Objective. Write out the whole listing, matching it exactly.

:::

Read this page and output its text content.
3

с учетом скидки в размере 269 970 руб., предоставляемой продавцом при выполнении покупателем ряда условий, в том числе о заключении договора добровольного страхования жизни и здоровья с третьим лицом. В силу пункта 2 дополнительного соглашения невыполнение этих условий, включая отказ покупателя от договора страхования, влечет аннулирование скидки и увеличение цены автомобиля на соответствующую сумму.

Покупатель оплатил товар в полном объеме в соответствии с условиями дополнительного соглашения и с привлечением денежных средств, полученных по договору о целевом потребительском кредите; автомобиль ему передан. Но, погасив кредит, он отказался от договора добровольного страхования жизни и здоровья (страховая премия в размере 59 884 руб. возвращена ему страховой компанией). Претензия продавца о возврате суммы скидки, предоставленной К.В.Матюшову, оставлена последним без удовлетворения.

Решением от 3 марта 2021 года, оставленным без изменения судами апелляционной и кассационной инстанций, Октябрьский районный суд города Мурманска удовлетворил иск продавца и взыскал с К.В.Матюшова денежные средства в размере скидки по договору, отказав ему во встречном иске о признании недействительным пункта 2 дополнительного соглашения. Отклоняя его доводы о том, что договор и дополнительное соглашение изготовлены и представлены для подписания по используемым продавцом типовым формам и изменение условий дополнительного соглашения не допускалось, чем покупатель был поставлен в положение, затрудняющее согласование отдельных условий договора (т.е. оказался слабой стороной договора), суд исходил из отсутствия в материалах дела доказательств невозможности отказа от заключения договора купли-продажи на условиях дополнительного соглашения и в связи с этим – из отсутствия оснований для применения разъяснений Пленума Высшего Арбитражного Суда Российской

:::

Complete answer.
Read this page and output its text content.
3

с учетом скидки в размере 269 970 руб., предоставляемой продавцом при выполнении покупателем ряда условий, в том числе о заключении договора добровольного страхования жизни и здоровья с третьим лицом. В силу пункта 2 дополнительного соглашения невыполнение этих условий, включая отказ покупателя от договора страхования, влечет аннулирование скидки и увеличение цены автомобиля на соответствующую сумму.

Покупатель оплатил товар в полном объеме в соответствии с условиями дополнительного соглашения и с привлечением денежных средств, полученных по договору о целевом потребительском кредите; автомобиль ему передан. Но, погасив кредит, он отказался от договора добровольного страхования жизни и здоровья (страховая премия в размере 59 884 руб. возвращена ему страховой компанией). Претензия продавца о возврате суммы скидки, предоставленной К.В.Матюшову, оставлена последним без удовлетворения.

Решением от 3 марта 2021 года, оставленным без изменения судами апелляционной и кассационной инстанций, Октябрьский районный суд города Мурманска удовлетворил иск продавца и взыскал с К.В.Матюшова денежные средства в размере скидки по договору, отказав ему во встречном иске о признании недействительным пункта 2 дополнительного соглашения. Отклоняя его доводы о том, что договор и дополнительное соглашение изготовлены и представлены для подписания по используемым продавцом типовым формам и изменение условий дополнительного соглашения не допускалось, чем покупатель был поставлен в положение, затрудняющее согласование отдельных условий договора (т.е. оказался слабой стороной договора), суд исходил из отсутствия в материалах дела доказательств невозможности отказа от заключения договора купли-продажи на условиях дополнительного соглашения и в связи с этим – из отсутствия оснований для применения разъяснений Пленума Высшего Арбитражного Суда Российской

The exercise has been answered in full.